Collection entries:
● ● ● ●

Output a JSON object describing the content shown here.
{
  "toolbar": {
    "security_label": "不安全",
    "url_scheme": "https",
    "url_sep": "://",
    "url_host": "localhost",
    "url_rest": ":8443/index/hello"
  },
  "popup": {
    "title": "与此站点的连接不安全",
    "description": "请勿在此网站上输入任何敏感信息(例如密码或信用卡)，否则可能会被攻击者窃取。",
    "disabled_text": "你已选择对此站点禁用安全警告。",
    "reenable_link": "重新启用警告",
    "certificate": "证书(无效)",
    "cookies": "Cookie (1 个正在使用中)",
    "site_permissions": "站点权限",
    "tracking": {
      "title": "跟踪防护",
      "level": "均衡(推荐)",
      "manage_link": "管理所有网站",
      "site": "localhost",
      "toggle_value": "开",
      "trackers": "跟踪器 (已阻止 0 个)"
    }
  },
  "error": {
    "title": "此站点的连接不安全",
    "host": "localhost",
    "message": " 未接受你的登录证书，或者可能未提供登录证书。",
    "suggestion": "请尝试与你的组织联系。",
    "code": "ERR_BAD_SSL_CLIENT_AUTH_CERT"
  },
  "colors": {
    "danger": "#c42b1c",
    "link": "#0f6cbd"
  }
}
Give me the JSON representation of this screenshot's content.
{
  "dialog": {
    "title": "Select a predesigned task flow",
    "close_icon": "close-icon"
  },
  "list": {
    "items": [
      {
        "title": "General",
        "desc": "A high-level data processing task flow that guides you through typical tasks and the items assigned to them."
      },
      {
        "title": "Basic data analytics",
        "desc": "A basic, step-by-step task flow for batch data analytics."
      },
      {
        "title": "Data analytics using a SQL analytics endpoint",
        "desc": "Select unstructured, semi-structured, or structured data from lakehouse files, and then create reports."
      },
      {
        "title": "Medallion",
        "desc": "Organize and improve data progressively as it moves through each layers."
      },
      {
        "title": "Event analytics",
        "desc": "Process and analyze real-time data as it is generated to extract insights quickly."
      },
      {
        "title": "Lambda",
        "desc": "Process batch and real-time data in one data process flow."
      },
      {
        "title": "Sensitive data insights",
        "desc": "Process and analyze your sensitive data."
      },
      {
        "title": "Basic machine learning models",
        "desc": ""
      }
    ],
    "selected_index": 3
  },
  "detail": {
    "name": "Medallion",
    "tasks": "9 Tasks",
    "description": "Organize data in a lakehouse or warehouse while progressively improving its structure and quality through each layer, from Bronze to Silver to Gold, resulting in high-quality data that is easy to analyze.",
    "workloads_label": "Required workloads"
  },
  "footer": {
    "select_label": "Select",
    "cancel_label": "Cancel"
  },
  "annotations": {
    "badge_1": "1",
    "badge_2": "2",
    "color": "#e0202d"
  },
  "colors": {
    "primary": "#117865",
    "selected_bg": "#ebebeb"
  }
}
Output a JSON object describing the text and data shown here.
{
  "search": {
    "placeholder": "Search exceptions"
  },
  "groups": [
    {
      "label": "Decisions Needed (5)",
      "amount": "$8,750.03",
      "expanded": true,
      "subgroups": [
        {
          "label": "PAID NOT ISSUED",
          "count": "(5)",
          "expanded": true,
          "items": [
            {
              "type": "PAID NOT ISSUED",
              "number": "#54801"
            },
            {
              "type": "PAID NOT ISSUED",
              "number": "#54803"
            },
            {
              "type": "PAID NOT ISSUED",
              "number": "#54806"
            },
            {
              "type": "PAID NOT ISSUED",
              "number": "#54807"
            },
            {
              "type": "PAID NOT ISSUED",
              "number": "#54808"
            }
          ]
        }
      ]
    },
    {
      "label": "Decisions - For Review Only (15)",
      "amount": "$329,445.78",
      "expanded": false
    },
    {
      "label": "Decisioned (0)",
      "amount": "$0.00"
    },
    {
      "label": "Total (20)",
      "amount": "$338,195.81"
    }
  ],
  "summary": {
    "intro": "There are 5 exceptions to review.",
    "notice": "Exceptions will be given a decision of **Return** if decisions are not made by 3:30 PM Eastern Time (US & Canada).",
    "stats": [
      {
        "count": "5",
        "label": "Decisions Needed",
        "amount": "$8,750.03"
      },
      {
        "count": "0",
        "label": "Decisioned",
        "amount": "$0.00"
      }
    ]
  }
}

● ● ● ●

● **Problem**
Reproduce the listing shown above in its entirety, exactly.

● **Task solution**
Output a JSON object describing the content shown here.
{
  "toolbar": {
    "security_label": "不安全",
    "url_scheme": "https",
    "url_sep": "://",
    "url_host": "localhost",
    "url_rest": ":8443/index/hello"
  },
  "popup": {
    "title": "与此站点的连接不安全",
    "description": "请勿在此网站上输入任何敏感信息(例如密码或信用卡)，否则可能会被攻击者窃取。",
    "disabled_text": "你已选择对此站点禁用安全警告。",
    "reenable_link": "重新启用警告",
    "certificate": "证书(无效)",
    "cookies": "Cookie (1 个正在使用中)",
    "site_permissions": "站点权限",
    "tracking": {
      "title": "跟踪防护",
      "level": "均衡(推荐)",
      "manage_link": "管理所有网站",
      "site": "localhost",
      "toggle_value": "开",
      "trackers": "跟踪器 (已阻止 0 个)"
    }
  },
  "error": {
    "title": "此站点的连接不安全",
    "host": "localhost",
    "message": " 未接受你的登录证书，或者可能未提供登录证书。",
    "suggestion": "请尝试与你的组织联系。",
    "code": "ERR_BAD_SSL_CLIENT_AUTH_CERT"
  },
  "colors": {
    "danger": "#c42b1c",
    "link": "#0f6cbd"
  }
}
Give me the JSON representation of this screenshot's content.
{
  "dialog": {
    "title": "Select a predesigned task flow",
    "close_icon": "close-icon"
  },
  "list": {
    "items": [
      {
        "title": "General",
        "desc": "A high-level data processing task flow that guides you through typical tasks and the items assigned to them."
      },
      {
        "title": "Basic data analytics",
        "desc": "A basic, step-by-step task flow for batch data analytics."
      },
      {
        "title": "Data analytics using a SQL analytics endpoint",
        "desc": "Select unstructured, semi-structured, or structured data from lakehouse files, and then create reports."
      },
      {
        "title": "Medallion",
        "desc": "Organize and improve data progressively as it moves through each layers."
      },
      {
        "title": "Event analytics",
        "desc": "Process and analyze real-time data as it is generated to extract insights quickly."
      },
      {
        "title": "Lambda",
        "desc": "Process batch and real-time data in one data process flow."
      },
      {
        "title": "Sensitive data insights",
        "desc": "Process and analyze your sensitive data."
      },
      {
        "title": "Basic machine learning models",
        "desc": ""
      }
    ],
    "selected_index": 3
  },
  "detail": {
    "name": "Medallion",
    "tasks": "9 Tasks",
    "description": "Organize data in a lakehouse or warehouse while progressively improving its structure and quality through each layer, from Bronze to Silver to Gold, resulting in high-quality data that is easy to analyze.",
    "workloads_label": "Required workloads"
  },
  "footer": {
    "select_label": "Select",
    "cancel_label": "Cancel"
  },
  "annotations": {
    "badge_1": "1",
    "badge_2": "2",
    "color": "#e0202d"
  },
  "colors": {
    "primary": "#117865",
    "selected_bg": "#ebebeb"
  }
}
Output a JSON object describing the text and data shown here.
{
  "search": {
    "placeholder": "Search exceptions"
  },
  "groups": [
    {
      "label": "Decisions Needed (5)",
      "amount": "$8,750.03",
      "expanded": true,
      "subgroups": [
        {
          "label": "PAID NOT ISSUED",
          "count": "(5)",
          "expanded": true,
          "items": [
            {
              "type": "PAID NOT ISSUED",
              "number": "#54801"
            },
            {
              "type": "PAID NOT ISSUED",
              "number": "#54803"
            },
            {
              "type": "PAID NOT ISSUED",
              "number": "#54806"
            },
            {
              "type": "PAID NOT ISSUED",
              "number": "#54807"
            },
            {
              "type": "PAID NOT ISSUED",
              "number": "#54808"
            }
          ]
        }
      ]
    },
    {
      "label": "Decisions - For Review Only (15)",
      "amount": "$329,445.78",
      "expanded": false
    },
    {
      "label": "Decisioned (0)",
      "amount": "$0.00"
    },
    {
      "label": "Total (20)",
      "amount": "$338,195.81"
    }
  ],
  "summary": {
    "intro": "There are 5 exceptions to review.",
    "notice": "Exceptions will be given a decision of **Return** if decisions are not made by 3:30 PM Eastern Time (US & Canada).",
    "stats": [
      {
        "count": "5",
        "label": "Decisions Needed",
        "amount": "$8,750.03"
      },
      {
        "count": "0",
        "label": "Decisioned",
        "amount": "$0.00"
      }
    ]
  }
}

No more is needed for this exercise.